[Your goal] The records that follow are to be repeated without alteration.
*** Materials provided ***
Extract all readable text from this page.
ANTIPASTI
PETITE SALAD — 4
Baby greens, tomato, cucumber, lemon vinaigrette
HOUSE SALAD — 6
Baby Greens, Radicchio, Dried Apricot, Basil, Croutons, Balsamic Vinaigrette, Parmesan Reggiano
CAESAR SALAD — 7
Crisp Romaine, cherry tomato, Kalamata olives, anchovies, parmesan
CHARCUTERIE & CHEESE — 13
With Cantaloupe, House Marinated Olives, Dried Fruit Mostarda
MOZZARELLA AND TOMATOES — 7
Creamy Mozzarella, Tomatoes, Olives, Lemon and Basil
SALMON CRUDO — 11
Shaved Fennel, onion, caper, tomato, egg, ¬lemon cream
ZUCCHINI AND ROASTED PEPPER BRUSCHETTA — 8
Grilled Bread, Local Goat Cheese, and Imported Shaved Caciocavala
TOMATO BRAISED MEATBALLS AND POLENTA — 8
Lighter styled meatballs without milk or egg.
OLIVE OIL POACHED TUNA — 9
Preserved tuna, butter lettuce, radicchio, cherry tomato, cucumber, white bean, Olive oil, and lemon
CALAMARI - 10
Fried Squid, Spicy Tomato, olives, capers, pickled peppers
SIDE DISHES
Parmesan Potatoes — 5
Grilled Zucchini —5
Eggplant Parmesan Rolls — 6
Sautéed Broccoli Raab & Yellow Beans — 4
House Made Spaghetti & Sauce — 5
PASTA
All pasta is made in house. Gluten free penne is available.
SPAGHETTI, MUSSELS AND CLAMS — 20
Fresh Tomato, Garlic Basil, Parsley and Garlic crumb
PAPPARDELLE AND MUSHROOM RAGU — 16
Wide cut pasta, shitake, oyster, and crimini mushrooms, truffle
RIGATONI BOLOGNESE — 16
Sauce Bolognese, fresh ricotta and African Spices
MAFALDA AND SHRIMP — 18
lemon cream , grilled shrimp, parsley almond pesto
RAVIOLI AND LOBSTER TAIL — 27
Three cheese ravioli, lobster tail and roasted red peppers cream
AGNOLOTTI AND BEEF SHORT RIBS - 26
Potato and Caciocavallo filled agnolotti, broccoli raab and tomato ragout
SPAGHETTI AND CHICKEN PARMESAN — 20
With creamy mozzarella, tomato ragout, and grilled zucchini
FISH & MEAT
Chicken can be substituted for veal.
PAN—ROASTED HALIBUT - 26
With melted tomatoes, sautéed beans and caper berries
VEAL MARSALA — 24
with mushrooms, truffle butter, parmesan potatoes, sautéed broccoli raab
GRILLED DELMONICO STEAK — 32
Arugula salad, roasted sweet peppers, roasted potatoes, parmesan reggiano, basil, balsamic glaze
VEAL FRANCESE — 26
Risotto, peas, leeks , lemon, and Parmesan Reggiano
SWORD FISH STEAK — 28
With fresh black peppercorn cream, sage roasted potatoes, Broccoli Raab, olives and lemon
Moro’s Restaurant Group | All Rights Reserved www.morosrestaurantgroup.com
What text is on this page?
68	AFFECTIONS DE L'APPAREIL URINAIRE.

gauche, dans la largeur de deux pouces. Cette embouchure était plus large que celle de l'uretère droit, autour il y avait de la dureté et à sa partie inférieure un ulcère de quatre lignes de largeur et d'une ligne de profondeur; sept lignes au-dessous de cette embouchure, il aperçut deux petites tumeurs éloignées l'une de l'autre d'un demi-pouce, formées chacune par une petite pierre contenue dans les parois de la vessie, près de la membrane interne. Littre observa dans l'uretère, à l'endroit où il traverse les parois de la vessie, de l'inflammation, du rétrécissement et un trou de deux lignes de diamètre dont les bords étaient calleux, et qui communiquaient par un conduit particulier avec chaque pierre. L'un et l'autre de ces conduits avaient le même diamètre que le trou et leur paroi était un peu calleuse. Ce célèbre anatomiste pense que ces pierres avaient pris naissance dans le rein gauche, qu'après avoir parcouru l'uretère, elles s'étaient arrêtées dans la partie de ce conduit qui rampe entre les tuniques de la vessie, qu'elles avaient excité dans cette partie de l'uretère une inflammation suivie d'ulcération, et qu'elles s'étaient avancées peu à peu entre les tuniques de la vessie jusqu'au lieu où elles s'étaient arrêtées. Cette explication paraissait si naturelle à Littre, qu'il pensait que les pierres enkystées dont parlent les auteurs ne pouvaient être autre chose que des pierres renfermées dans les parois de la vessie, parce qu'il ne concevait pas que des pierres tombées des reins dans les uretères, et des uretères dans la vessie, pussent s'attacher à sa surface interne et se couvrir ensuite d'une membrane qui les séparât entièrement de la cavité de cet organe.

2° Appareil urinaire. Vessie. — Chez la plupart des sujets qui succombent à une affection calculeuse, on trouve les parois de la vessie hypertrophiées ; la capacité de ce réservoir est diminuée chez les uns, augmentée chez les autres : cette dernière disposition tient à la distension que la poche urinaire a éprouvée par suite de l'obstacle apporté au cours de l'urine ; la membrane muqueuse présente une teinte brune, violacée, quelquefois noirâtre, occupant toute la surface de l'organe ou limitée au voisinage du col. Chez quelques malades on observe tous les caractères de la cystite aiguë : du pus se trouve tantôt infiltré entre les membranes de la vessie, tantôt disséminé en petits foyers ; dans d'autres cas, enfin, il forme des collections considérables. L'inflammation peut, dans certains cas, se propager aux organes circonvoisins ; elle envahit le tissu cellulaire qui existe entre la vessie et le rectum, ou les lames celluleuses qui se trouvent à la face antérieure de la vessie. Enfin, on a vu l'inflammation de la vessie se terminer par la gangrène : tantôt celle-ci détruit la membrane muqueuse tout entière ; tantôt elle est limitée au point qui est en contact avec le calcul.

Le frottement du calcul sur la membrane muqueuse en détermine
***
[Problem solution]
Extract all readable text from this page.
ANTIPASTI
PETITE SALAD — 4
Baby greens, tomato, cucumber, lemon vinaigrette
HOUSE SALAD — 6
Baby Greens, Radicchio, Dried Apricot, Basil, Croutons, Balsamic Vinaigrette, Parmesan Reggiano
CAESAR SALAD — 7
Crisp Romaine, cherry tomato, Kalamata olives, anchovies, parmesan
CHARCUTERIE & CHEESE — 13
With Cantaloupe, House Marinated Olives, Dried Fruit Mostarda
MOZZARELLA AND TOMATOES — 7
Creamy Mozzarella, Tomatoes, Olives, Lemon and Basil
SALMON CRUDO — 11
Shaved Fennel, onion, caper, tomato, egg, ¬lemon cream
ZUCCHINI AND ROASTED PEPPER BRUSCHETTA — 8
Grilled Bread, Local Goat Cheese, and Imported Shaved Caciocavala
TOMATO BRAISED MEATBALLS AND POLENTA — 8
Lighter styled meatballs without milk or egg.
OLIVE OIL POACHED TUNA — 9
Preserved tuna, butter lettuce, radicchio, cherry tomato, cucumber, white bean, Olive oil, and lemon
CALAMARI - 10
Fried Squid, Spicy Tomato, olives, capers, pickled peppers
SIDE DISHES
Parmesan Potatoes — 5
Grilled Zucchini —5
Eggplant Parmesan Rolls — 6
Sautéed Broccoli Raab & Yellow Beans — 4
House Made Spaghetti & Sauce — 5
PASTA
All pasta is made in house. Gluten free penne is available.
SPAGHETTI, MUSSELS AND CLAMS — 20
Fresh Tomato, Garlic Basil, Parsley and Garlic crumb
PAPPARDELLE AND MUSHROOM RAGU — 16
Wide cut pasta, shitake, oyster, and crimini mushrooms, truffle
RIGATONI BOLOGNESE — 16
Sauce Bolognese, fresh ricotta and African Spices
MAFALDA AND SHRIMP — 18
lemon cream , grilled shrimp, parsley almond pesto
RAVIOLI AND LOBSTER TAIL — 27
Three cheese ravioli, lobster tail and roasted red peppers cream
AGNOLOTTI AND BEEF SHORT RIBS - 26
Potato and Caciocavallo filled agnolotti, broccoli raab and tomato ragout
SPAGHETTI AND CHICKEN PARMESAN — 20
With creamy mozzarella, tomato ragout, and grilled zucchini
FISH & MEAT
Chicken can be substituted for veal.
PAN—ROASTED HALIBUT - 26
With melted tomatoes, sautéed beans and caper berries
VEAL MARSALA — 24
with mushrooms, truffle butter, parmesan potatoes, sautéed broccoli raab
GRILLED DELMONICO STEAK — 32
Arugula salad, roasted sweet peppers, roasted potatoes, parmesan reggiano, basil, balsamic glaze
VEAL FRANCESE — 26
Risotto, peas, leeks , lemon, and Parmesan Reggiano
SWORD FISH STEAK — 28
With fresh black peppercorn cream, sage roasted potatoes, Broccoli Raab, olives and lemon
Moro’s Restaurant Group | All Rights Reserved www.morosrestaurantgroup.com
What text is on this page?
68	AFFECTIONS DE L'APPAREIL URINAIRE.

gauche, dans la largeur de deux pouces. Cette embouchure était plus large que celle de l'uretère droit, autour il y avait de la dureté et à sa partie inférieure un ulcère de quatre lignes de largeur et d'une ligne de profondeur; sept lignes au-dessous de cette embouchure, il aperçut deux petites tumeurs éloignées l'une de l'autre d'un demi-pouce, formées chacune par une petite pierre contenue dans les parois de la vessie, près de la membrane interne. Littre observa dans l'uretère, à l'endroit où il traverse les parois de la vessie, de l'inflammation, du rétrécissement et un trou de deux lignes de diamètre dont les bords étaient calleux, et qui communiquaient par un conduit particulier avec chaque pierre. L'un et l'autre de ces conduits avaient le même diamètre que le trou et leur paroi était un peu calleuse. Ce célèbre anatomiste pense que ces pierres avaient pris naissance dans le rein gauche, qu'après avoir parcouru l'uretère, elles s'étaient arrêtées dans la partie de ce conduit qui rampe entre les tuniques de la vessie, qu'elles avaient excité dans cette partie de l'uretère une inflammation suivie d'ulcération, et qu'elles s'étaient avancées peu à peu entre les tuniques de la vessie jusqu'au lieu où elles s'étaient arrêtées. Cette explication paraissait si naturelle à Littre, qu'il pensait que les pierres enkystées dont parlent les auteurs ne pouvaient être autre chose que des pierres renfermées dans les parois de la vessie, parce qu'il ne concevait pas que des pierres tombées des reins dans les uretères, et des uretères dans la vessie, pussent s'attacher à sa surface interne et se couvrir ensuite d'une membrane qui les séparât entièrement de la cavité de cet organe.

2° Appareil urinaire. Vessie. — Chez la plupart des sujets qui succombent à une affection calculeuse, on trouve les parois de la vessie hypertrophiées ; la capacité de ce réservoir est diminuée chez les uns, augmentée chez les autres : cette dernière disposition tient à la distension que la poche urinaire a éprouvée par suite de l'obstacle apporté au cours de l'urine ; la membrane muqueuse présente une teinte brune, violacée, quelquefois noirâtre, occupant toute la surface de l'organe ou limitée au voisinage du col. Chez quelques malades on observe tous les caractères de la cystite aiguë : du pus se trouve tantôt infiltré entre les membranes de la vessie, tantôt disséminé en petits foyers ; dans d'autres cas, enfin, il forme des collections considérables. L'inflammation peut, dans certains cas, se propager aux organes circonvoisins ; elle envahit le tissu cellulaire qui existe entre la vessie et le rectum, ou les lames celluleuses qui se trouvent à la face antérieure de la vessie. Enfin, on a vu l'inflammation de la vessie se terminer par la gangrène : tantôt celle-ci détruit la membrane muqueuse tout entière ; tantôt elle est limitée au point qui est en contact avec le calcul.

Le frottement du calcul sur la membrane muqueuse en détermine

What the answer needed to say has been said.